(Entries from a dataset)
⁂

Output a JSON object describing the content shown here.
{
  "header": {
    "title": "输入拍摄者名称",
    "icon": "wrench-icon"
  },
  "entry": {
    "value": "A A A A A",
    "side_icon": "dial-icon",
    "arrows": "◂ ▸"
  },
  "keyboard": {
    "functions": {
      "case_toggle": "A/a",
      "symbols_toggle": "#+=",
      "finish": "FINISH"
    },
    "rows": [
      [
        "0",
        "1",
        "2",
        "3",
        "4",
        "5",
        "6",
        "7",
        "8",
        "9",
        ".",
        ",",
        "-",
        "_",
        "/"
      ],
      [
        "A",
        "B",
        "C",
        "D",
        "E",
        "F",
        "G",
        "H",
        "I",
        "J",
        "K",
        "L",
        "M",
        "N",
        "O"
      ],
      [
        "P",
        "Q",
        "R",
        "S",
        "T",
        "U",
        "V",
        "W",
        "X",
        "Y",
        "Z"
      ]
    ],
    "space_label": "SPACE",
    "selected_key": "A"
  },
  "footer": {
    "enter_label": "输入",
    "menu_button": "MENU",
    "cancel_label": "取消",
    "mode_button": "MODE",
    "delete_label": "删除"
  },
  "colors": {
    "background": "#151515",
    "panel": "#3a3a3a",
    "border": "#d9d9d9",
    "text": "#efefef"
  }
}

⁂

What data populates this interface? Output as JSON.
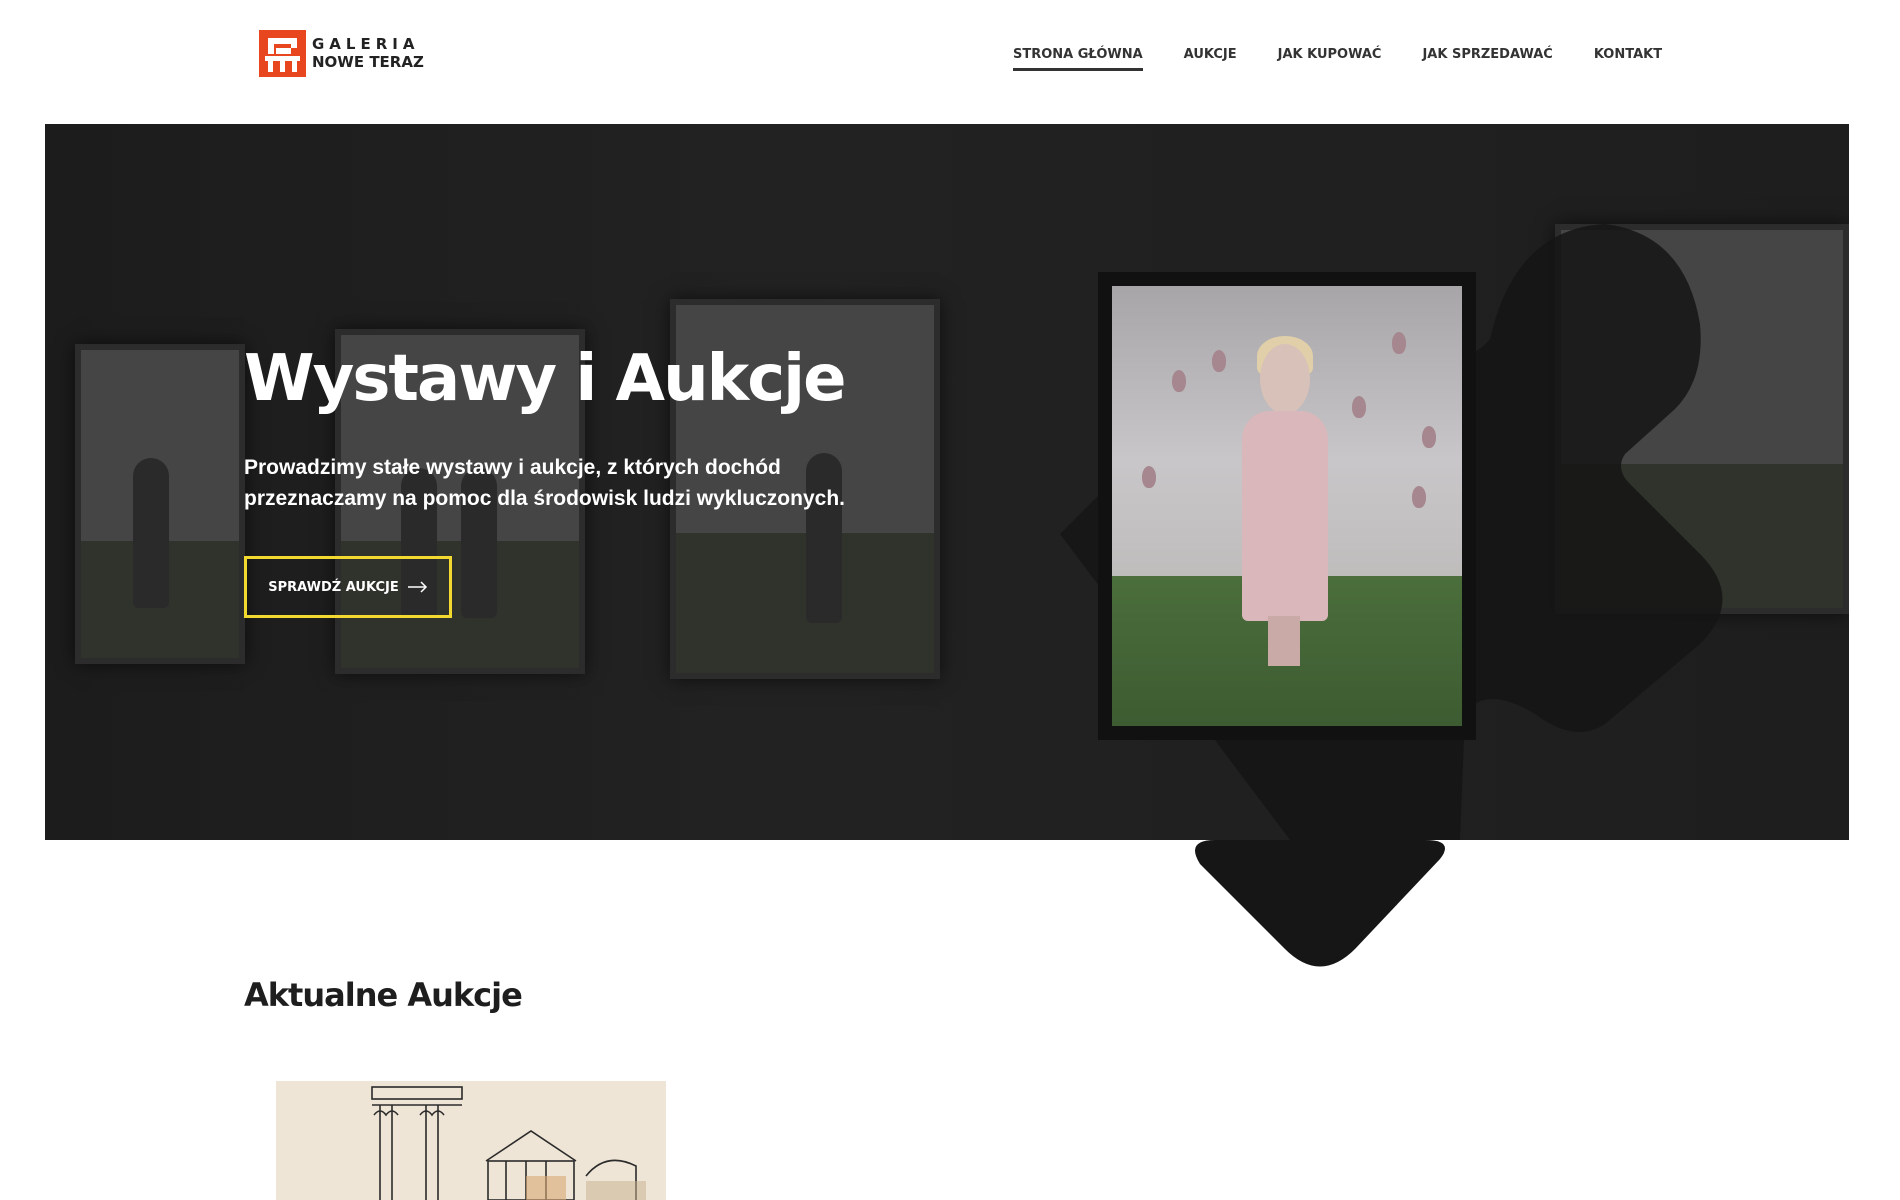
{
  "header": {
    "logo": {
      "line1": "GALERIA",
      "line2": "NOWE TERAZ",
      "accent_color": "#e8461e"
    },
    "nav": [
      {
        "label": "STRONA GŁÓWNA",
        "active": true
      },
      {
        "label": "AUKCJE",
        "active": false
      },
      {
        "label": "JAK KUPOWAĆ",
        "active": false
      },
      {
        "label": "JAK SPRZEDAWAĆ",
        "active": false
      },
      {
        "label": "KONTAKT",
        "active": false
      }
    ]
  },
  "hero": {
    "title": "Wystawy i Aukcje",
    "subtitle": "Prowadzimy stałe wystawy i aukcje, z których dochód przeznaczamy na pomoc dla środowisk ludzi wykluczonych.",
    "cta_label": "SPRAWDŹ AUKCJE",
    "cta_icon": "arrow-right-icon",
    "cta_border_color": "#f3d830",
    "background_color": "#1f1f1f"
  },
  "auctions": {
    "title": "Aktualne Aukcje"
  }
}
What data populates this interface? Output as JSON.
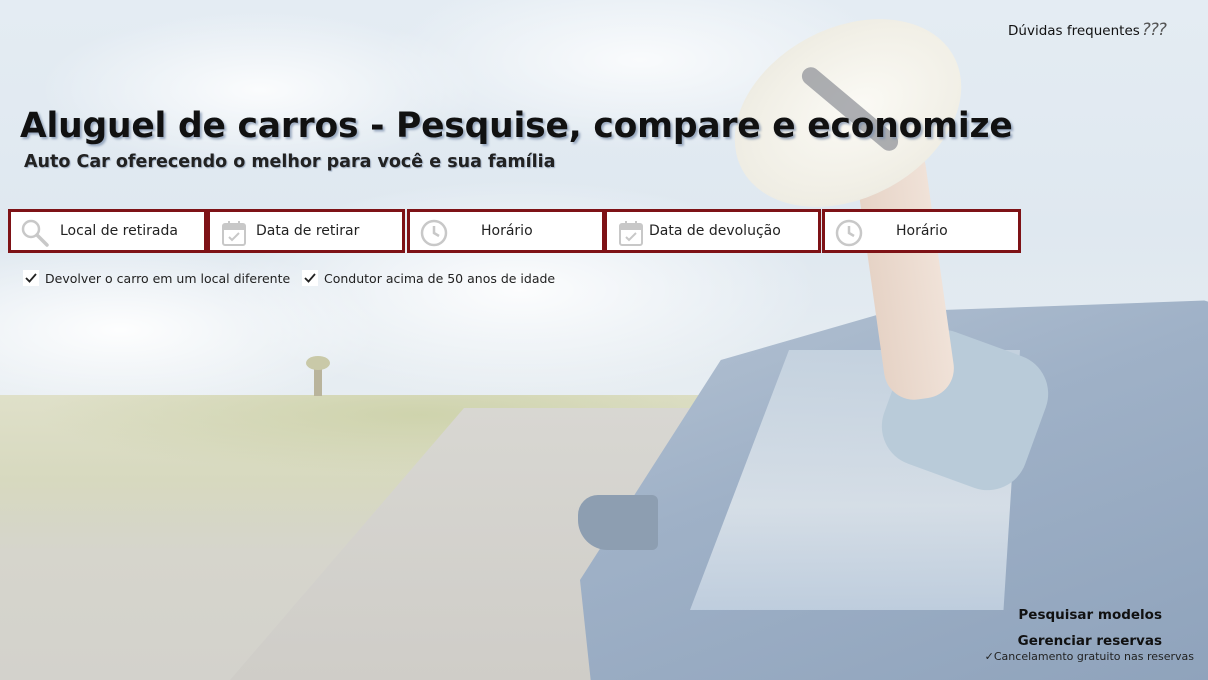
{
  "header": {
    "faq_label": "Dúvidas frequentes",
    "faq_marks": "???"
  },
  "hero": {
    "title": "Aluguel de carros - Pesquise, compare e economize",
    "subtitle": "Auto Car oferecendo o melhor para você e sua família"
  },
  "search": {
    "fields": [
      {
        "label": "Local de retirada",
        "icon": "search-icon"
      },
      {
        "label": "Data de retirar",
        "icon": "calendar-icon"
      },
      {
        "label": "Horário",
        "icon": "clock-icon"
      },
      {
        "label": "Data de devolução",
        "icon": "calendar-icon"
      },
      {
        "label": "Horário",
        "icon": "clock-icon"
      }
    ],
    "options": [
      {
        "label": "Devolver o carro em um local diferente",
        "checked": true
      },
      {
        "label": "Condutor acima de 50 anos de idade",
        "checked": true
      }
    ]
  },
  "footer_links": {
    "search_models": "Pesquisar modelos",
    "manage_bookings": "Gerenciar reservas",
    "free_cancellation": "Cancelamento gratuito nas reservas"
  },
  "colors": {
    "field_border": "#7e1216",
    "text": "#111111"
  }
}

⁂

WHAT YOU ARE ASKED TO DO:
Show every line that contains the word "icon".

RESPONSE TO THIS EXERCISE:
    "icon": "wrench-icon"
    "side_icon": "dial-icon",
    "cta_icon": "arrow-right-icon",
        "icon": "search-icon"
        "icon": "calendar-icon"
        "icon": "clock-icon"
        "icon": "calendar-icon"
        "icon": "clock-icon"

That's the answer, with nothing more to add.